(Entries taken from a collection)
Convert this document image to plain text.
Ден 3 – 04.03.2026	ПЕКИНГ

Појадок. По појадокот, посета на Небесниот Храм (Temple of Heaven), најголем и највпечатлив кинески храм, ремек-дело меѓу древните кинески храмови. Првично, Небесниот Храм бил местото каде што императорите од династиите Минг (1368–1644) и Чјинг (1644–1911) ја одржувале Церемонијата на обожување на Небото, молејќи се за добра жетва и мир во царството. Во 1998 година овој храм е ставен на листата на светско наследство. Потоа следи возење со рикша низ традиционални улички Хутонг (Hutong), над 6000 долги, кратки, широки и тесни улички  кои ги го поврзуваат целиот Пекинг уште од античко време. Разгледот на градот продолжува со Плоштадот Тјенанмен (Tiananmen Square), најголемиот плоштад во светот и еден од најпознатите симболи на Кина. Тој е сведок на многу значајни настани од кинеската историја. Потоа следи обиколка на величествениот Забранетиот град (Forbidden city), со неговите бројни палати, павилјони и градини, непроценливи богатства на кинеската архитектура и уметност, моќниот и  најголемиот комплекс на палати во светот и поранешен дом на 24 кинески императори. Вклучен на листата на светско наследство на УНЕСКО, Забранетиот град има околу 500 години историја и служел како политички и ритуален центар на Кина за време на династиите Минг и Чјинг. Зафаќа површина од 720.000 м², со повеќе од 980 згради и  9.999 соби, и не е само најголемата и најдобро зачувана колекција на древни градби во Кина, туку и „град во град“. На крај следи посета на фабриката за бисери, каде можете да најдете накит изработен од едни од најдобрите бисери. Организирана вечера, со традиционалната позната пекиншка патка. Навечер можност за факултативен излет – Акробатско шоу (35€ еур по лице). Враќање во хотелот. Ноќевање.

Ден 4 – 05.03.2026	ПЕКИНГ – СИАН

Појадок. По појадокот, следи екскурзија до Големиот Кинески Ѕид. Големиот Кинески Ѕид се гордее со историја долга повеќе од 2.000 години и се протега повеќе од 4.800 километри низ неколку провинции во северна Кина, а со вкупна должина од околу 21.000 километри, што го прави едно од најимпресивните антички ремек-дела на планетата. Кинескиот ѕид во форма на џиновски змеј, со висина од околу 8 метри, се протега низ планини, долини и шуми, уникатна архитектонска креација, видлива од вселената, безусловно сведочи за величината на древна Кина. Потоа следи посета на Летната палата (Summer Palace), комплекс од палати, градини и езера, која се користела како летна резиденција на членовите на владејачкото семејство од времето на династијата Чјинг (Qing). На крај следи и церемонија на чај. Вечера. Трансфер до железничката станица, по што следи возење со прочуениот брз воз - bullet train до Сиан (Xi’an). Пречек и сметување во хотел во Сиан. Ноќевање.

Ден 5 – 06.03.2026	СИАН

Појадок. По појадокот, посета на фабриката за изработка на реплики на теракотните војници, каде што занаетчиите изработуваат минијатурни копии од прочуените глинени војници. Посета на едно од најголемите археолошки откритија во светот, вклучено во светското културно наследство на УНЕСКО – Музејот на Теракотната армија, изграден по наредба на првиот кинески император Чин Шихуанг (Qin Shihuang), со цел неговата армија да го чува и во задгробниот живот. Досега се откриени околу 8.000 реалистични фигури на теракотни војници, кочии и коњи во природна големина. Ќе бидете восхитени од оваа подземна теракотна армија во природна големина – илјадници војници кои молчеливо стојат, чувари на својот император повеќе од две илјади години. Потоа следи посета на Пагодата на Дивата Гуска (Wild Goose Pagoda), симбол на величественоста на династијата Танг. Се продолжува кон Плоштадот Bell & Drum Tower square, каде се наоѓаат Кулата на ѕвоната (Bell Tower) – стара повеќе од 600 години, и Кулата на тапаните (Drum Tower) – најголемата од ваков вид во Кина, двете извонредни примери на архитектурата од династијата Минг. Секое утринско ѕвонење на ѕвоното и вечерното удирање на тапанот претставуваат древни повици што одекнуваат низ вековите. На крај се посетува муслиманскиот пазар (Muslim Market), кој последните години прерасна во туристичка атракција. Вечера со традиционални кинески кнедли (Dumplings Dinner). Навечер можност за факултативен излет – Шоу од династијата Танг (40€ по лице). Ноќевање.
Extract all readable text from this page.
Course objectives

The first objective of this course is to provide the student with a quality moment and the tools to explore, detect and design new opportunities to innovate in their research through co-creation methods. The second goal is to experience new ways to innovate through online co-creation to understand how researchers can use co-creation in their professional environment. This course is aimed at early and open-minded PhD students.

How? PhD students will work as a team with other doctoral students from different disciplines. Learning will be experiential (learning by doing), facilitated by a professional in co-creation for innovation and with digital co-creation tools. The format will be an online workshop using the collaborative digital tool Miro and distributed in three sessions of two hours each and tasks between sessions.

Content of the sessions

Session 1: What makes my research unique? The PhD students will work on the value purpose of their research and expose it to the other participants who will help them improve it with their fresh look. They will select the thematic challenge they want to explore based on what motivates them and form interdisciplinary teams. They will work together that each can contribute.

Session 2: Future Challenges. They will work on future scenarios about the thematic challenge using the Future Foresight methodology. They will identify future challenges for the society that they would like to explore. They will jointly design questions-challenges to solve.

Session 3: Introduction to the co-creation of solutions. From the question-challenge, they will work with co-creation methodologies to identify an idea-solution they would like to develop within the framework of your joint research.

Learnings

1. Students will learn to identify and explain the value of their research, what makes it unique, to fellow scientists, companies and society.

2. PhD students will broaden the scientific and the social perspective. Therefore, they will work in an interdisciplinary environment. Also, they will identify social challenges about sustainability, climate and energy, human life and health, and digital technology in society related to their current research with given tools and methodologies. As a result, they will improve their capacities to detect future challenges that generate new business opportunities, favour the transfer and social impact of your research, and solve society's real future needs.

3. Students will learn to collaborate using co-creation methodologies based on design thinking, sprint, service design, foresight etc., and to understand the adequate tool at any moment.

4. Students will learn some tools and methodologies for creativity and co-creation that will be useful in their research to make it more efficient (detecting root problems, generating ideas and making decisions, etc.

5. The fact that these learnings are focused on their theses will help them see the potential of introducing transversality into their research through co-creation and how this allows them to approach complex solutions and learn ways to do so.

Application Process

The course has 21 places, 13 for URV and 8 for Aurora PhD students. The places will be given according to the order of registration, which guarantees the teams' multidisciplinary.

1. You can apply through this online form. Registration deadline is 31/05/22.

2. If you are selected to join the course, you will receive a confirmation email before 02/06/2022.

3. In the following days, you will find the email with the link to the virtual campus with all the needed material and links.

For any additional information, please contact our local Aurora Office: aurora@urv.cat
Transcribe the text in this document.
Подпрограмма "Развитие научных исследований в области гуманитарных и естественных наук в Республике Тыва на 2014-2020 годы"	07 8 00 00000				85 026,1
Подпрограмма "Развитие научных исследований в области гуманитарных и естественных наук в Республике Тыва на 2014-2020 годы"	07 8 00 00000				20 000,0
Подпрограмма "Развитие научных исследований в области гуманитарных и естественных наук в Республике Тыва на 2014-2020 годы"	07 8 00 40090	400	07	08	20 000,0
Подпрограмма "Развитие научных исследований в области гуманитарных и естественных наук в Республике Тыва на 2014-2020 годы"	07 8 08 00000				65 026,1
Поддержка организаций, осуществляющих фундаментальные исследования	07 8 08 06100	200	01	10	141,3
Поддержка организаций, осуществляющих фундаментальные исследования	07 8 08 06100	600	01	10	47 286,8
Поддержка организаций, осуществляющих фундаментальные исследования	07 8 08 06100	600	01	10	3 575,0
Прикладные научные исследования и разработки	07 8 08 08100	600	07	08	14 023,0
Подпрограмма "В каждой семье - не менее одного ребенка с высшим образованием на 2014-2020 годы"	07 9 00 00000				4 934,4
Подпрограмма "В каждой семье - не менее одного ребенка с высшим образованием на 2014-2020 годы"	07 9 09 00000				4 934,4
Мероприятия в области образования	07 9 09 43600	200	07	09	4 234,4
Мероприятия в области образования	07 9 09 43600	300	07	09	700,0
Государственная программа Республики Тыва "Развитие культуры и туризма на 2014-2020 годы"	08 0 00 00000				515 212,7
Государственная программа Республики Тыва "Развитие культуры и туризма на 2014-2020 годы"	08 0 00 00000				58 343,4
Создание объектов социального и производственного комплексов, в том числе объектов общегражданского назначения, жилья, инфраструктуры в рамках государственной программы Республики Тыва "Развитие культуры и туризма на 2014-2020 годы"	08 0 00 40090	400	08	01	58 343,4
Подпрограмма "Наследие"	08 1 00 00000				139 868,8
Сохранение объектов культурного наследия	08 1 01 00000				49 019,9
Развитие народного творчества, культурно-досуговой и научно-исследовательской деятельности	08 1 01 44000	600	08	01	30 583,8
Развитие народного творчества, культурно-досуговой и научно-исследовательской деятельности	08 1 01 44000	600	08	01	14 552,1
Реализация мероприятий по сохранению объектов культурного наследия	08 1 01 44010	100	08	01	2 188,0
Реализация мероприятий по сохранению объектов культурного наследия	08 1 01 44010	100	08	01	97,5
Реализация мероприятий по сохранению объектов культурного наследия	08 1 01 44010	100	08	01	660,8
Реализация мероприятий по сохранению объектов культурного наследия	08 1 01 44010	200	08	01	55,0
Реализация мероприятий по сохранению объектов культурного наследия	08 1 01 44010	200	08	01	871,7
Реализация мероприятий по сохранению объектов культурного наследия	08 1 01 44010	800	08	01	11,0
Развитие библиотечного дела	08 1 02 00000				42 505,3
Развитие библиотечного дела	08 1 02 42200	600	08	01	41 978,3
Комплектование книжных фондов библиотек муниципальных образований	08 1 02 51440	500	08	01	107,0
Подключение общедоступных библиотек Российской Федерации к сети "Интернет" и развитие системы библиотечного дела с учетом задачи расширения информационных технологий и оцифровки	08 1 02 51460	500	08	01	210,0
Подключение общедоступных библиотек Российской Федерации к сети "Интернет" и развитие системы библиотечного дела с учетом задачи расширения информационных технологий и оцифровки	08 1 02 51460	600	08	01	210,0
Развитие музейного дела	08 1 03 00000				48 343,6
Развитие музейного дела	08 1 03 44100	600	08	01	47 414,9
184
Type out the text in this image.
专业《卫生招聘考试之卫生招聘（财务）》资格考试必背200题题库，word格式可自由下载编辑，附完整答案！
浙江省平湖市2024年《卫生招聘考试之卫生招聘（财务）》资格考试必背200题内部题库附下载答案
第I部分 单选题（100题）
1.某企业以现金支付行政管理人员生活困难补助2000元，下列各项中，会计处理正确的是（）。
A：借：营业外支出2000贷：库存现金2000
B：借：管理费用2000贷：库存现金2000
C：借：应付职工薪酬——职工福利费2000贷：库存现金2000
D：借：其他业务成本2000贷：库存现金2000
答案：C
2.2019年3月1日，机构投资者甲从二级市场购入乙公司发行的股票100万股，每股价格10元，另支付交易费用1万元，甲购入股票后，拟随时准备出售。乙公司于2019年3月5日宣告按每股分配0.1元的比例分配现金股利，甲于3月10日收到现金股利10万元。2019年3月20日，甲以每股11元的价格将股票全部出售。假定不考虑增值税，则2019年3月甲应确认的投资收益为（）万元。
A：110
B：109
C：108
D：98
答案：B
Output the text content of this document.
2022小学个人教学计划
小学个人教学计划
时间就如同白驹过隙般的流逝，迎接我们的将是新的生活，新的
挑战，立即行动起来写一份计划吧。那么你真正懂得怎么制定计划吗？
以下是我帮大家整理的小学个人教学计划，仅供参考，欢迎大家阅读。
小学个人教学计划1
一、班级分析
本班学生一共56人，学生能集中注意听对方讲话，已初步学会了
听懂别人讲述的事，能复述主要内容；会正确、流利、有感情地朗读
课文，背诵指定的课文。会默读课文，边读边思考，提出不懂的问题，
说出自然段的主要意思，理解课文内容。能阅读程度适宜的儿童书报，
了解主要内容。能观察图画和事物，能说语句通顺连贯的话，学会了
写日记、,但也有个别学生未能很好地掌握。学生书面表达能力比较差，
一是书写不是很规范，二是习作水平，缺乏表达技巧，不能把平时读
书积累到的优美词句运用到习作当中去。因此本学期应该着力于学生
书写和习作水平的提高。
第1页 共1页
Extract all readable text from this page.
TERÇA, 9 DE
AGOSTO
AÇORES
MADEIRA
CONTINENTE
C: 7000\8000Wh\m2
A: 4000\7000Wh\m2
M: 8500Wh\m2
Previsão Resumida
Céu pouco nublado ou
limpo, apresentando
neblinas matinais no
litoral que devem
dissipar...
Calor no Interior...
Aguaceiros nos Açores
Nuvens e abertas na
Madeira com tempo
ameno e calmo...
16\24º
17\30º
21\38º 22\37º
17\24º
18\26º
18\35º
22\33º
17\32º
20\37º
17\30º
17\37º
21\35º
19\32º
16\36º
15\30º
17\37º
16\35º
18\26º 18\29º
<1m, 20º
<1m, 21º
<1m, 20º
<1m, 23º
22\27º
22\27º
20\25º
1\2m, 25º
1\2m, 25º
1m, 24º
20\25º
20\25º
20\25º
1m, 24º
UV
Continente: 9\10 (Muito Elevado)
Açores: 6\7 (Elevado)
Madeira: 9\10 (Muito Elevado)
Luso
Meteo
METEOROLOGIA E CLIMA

§ **Instructions to follow**:
Scan the material above. Copy each line where "Aurora" occurs.

§ **Result**:
The course has 21 places, 13 for URV and 8 for Aurora PhD students. The places will be given according to the order of registration, which guarantees the teams' multidisciplinary.
For any additional information, please contact our local Aurora Office: aurora@urv.cat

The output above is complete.